▶ [RECORD EXCERPTS]
-- START --
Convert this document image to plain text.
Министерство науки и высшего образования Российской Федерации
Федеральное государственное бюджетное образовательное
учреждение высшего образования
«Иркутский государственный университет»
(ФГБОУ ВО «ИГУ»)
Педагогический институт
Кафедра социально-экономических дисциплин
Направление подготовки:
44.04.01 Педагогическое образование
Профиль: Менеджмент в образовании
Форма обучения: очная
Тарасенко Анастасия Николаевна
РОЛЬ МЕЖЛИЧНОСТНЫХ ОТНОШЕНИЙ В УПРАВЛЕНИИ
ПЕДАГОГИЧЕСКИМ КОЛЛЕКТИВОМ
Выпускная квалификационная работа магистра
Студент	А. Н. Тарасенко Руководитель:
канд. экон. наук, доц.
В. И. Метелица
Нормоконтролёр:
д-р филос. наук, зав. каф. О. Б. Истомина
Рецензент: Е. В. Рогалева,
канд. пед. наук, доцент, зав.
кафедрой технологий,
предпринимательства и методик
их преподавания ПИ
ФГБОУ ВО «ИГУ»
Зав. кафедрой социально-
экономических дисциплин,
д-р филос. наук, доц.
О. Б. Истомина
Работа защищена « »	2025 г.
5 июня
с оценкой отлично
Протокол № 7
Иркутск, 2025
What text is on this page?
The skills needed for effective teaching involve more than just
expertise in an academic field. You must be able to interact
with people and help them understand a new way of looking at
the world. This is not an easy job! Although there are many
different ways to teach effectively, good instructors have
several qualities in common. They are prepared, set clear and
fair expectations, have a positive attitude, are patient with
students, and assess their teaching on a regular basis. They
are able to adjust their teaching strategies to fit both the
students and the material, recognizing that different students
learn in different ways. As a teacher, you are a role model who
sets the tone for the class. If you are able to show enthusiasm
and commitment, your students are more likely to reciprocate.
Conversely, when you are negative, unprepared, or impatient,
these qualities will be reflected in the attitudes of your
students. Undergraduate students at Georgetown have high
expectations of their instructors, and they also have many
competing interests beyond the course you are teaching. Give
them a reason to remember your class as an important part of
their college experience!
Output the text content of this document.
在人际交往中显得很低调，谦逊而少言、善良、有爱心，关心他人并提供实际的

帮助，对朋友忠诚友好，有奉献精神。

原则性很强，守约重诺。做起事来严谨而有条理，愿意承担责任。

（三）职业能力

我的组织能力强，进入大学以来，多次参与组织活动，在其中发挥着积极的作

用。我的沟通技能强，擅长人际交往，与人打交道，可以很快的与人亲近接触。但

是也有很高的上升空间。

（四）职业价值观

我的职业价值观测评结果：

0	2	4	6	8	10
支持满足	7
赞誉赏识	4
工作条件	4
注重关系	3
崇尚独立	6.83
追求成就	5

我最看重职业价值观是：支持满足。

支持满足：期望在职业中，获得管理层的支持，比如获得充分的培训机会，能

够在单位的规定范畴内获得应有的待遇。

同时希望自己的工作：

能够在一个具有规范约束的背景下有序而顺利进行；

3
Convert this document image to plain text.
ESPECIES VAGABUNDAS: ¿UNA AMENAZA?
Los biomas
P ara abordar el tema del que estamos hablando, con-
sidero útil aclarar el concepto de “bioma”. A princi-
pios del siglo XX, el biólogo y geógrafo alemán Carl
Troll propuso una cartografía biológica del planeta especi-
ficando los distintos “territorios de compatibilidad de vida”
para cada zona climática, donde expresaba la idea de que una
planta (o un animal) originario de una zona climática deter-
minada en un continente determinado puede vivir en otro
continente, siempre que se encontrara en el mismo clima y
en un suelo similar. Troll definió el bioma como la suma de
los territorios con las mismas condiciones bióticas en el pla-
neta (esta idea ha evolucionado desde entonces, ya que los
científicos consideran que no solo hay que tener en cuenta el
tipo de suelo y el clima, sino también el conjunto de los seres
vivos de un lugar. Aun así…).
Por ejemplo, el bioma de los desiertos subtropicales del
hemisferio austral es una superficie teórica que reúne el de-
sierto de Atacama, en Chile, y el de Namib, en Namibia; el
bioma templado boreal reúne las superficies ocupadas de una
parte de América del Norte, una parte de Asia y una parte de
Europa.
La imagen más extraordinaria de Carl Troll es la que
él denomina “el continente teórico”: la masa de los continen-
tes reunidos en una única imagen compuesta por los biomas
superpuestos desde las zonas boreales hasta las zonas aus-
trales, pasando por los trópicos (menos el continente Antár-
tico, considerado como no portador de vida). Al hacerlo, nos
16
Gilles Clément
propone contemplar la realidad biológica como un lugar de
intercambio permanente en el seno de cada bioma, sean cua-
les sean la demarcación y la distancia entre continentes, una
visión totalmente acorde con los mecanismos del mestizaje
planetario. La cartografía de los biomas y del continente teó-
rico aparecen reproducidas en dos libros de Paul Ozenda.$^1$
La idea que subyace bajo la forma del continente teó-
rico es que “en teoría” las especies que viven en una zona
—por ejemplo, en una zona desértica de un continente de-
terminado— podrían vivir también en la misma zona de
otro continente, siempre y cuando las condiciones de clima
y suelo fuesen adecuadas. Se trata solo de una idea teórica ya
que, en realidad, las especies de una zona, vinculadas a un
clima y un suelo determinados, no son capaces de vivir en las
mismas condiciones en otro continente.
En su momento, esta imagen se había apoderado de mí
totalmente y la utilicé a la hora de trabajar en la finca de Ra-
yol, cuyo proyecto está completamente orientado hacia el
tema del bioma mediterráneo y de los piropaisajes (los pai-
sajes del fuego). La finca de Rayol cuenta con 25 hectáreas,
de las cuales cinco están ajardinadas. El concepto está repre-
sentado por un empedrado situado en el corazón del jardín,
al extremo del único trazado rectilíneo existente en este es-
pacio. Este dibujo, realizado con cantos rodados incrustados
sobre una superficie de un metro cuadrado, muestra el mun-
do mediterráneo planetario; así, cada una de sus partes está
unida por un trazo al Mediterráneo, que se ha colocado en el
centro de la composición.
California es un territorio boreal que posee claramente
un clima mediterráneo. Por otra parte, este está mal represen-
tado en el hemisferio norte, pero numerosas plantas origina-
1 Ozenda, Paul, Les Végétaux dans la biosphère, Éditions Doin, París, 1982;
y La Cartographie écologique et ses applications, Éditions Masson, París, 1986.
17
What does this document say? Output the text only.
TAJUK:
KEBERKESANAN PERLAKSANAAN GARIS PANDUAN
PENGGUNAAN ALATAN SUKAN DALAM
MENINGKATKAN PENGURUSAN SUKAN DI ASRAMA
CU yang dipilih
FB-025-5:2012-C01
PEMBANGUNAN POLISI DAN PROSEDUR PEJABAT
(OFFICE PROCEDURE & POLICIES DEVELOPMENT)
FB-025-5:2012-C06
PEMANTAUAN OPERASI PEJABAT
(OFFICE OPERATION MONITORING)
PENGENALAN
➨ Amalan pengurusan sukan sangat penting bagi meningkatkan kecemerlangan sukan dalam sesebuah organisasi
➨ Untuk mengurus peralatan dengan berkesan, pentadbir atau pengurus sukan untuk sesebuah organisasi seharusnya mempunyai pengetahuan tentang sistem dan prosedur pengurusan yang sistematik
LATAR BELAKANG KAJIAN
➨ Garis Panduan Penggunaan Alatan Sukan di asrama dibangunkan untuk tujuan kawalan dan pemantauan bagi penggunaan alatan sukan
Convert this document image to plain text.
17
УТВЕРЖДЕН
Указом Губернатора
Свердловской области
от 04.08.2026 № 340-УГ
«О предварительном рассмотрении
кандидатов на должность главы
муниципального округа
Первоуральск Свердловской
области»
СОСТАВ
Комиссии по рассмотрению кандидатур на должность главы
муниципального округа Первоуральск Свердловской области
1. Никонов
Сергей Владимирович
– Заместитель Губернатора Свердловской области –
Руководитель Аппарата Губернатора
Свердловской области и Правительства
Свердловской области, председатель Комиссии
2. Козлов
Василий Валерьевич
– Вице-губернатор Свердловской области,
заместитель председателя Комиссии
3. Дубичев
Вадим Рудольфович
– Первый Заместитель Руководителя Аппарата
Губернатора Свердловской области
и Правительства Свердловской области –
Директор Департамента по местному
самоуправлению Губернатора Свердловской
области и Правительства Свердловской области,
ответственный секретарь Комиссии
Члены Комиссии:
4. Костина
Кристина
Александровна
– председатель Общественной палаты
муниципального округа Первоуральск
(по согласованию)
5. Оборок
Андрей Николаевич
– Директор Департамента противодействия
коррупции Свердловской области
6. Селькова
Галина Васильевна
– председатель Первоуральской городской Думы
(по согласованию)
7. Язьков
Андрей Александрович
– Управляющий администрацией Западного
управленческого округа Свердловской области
-- END --
Identify the lines that contain the string "дисциплин", and copy every one of them.

▶ [WRITTEN SOLUTION]
Кафедра социально-экономических дисциплин
экономических дисциплин,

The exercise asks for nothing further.